Write out the data below in full, unchanged, minus the images.

Task data:
--------

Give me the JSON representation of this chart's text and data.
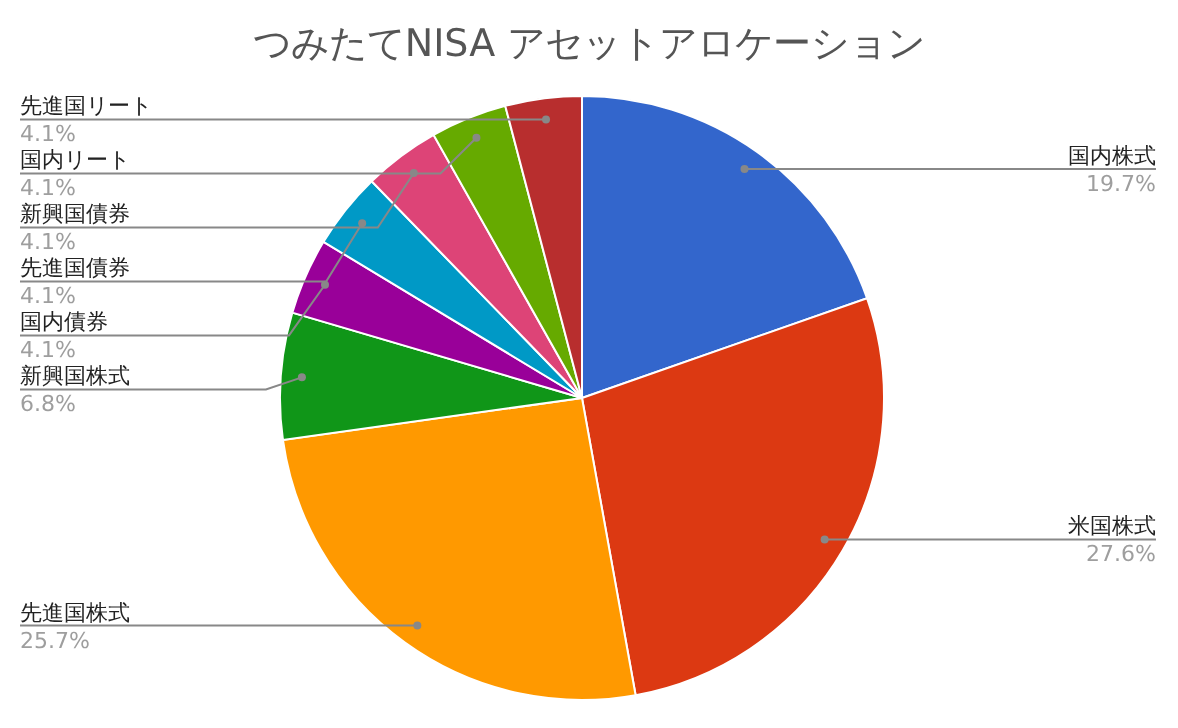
{
  "chart_data": {
    "type": "pie",
    "title": "つみたてNISA アセットアロケーション",
    "categories": [
      "国内株式",
      "米国株式",
      "先進国株式",
      "新興国株式",
      "国内債券",
      "先進国債券",
      "新興国債券",
      "国内リート",
      "先進国リート"
    ],
    "values": [
      19.7,
      27.6,
      25.7,
      6.8,
      4.1,
      4.1,
      4.1,
      4.1,
      4.1
    ],
    "value_labels": [
      "19.7%",
      "27.6%",
      "25.7%",
      "6.8%",
      "4.1%",
      "4.1%",
      "4.1%",
      "4.1%",
      "4.1%"
    ],
    "colors": [
      "#3366cc",
      "#dc3912",
      "#ff9900",
      "#109618",
      "#990099",
      "#0099c6",
      "#dd4477",
      "#66aa00",
      "#b82e2e"
    ]
  }
}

--------

Answer for this exercise:
Give me the JSON representation of this chart's text and data.
{
  "chart_data": {
    "type": "pie",
    "title": "つみたてNISA アセットアロケーション",
    "categories": [
      "国内株式",
      "米国株式",
      "先進国株式",
      "新興国株式",
      "国内債券",
      "先進国債券",
      "新興国債券",
      "国内リート",
      "先進国リート"
    ],
    "values": [
      19.7,
      27.6,
      25.7,
      6.8,
      4.1,
      4.1,
      4.1,
      4.1,
      4.1
    ],
    "value_labels": [
      "19.7%",
      "27.6%",
      "25.7%",
      "6.8%",
      "4.1%",
      "4.1%",
      "4.1%",
      "4.1%",
      "4.1%"
    ],
    "colors": [
      "#3366cc",
      "#dc3912",
      "#ff9900",
      "#109618",
      "#990099",
      "#0099c6",
      "#dd4477",
      "#66aa00",
      "#b82e2e"
    ]
  }
}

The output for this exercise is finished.